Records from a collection

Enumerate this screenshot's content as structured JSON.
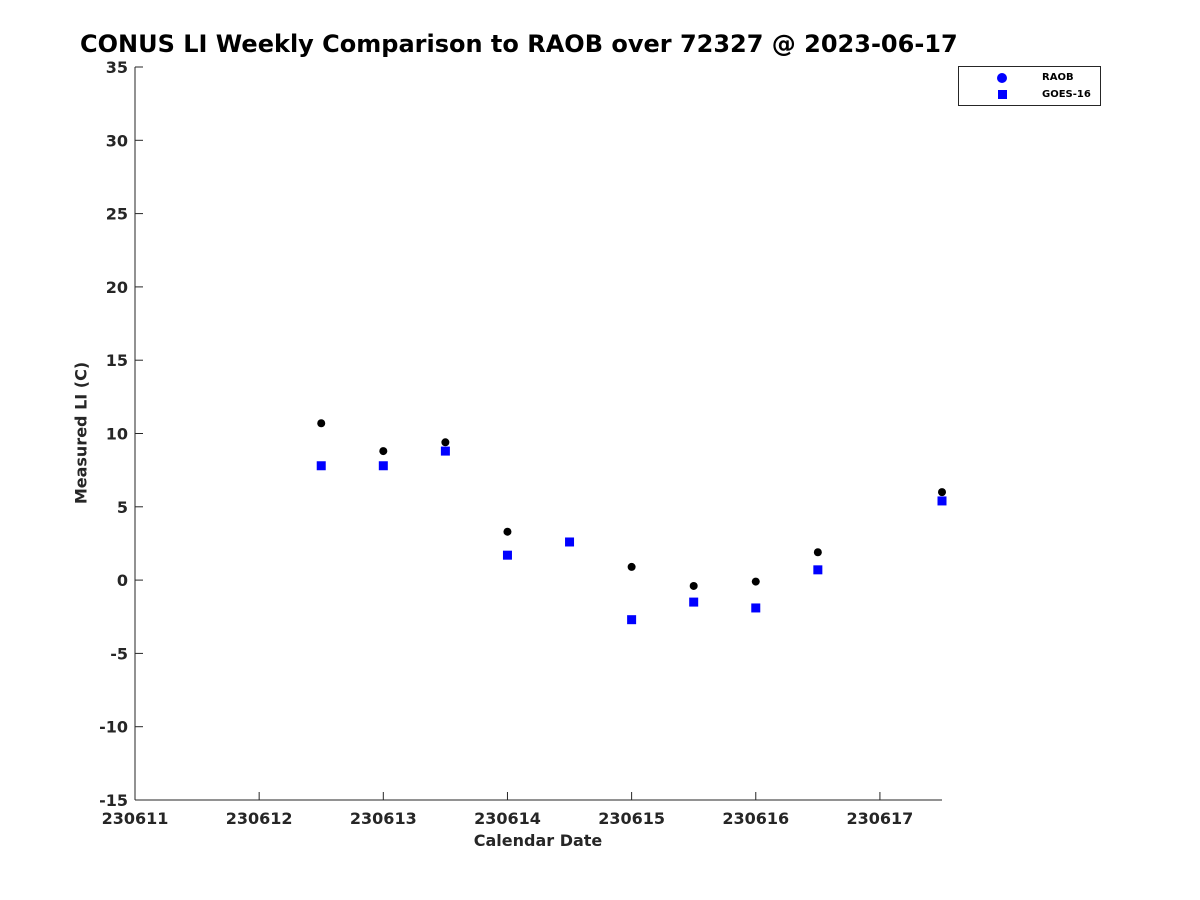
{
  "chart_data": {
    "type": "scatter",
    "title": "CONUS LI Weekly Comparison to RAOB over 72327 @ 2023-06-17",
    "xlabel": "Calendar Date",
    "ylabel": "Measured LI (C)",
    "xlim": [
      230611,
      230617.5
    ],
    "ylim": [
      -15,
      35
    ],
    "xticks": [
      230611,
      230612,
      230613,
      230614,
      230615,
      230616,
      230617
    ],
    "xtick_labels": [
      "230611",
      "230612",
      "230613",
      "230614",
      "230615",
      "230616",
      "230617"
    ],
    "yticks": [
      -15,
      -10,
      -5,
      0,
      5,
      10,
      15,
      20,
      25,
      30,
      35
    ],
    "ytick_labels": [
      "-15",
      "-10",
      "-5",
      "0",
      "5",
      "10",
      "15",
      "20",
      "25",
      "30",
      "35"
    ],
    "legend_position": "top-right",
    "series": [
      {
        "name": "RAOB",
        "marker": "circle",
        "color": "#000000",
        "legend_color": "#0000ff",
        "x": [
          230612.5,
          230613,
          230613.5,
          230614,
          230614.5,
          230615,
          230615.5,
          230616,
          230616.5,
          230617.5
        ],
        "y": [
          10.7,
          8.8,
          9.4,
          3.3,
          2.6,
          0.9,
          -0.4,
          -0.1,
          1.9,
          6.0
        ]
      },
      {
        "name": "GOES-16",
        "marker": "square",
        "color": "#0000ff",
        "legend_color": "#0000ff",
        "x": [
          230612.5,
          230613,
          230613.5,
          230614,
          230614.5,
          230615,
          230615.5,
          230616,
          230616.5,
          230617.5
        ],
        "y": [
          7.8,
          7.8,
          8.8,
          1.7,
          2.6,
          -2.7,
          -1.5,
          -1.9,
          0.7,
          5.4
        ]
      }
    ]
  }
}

**Given problem**
Retype all of the entries exactly as written, leaving out any images.

**Answer to this problem**
Enumerate this screenshot's content as structured JSON.
{
  "chart_data": {
    "type": "scatter",
    "title": "CONUS LI Weekly Comparison to RAOB over 72327 @ 2023-06-17",
    "xlabel": "Calendar Date",
    "ylabel": "Measured LI (C)",
    "xlim": [
      230611,
      230617.5
    ],
    "ylim": [
      -15,
      35
    ],
    "xticks": [
      230611,
      230612,
      230613,
      230614,
      230615,
      230616,
      230617
    ],
    "xtick_labels": [
      "230611",
      "230612",
      "230613",
      "230614",
      "230615",
      "230616",
      "230617"
    ],
    "yticks": [
      -15,
      -10,
      -5,
      0,
      5,
      10,
      15,
      20,
      25,
      30,
      35
    ],
    "ytick_labels": [
      "-15",
      "-10",
      "-5",
      "0",
      "5",
      "10",
      "15",
      "20",
      "25",
      "30",
      "35"
    ],
    "legend_position": "top-right",
    "series": [
      {
        "name": "RAOB",
        "marker": "circle",
        "color": "#000000",
        "legend_color": "#0000ff",
        "x": [
          230612.5,
          230613,
          230613.5,
          230614,
          230614.5,
          230615,
          230615.5,
          230616,
          230616.5,
          230617.5
        ],
        "y": [
          10.7,
          8.8,
          9.4,
          3.3,
          2.6,
          0.9,
          -0.4,
          -0.1,
          1.9,
          6.0
        ]
      },
      {
        "name": "GOES-16",
        "marker": "square",
        "color": "#0000ff",
        "legend_color": "#0000ff",
        "x": [
          230612.5,
          230613,
          230613.5,
          230614,
          230614.5,
          230615,
          230615.5,
          230616,
          230616.5,
          230617.5
        ],
        "y": [
          7.8,
          7.8,
          8.8,
          1.7,
          2.6,
          -2.7,
          -1.5,
          -1.9,
          0.7,
          5.4
        ]
      }
    ]
  }
}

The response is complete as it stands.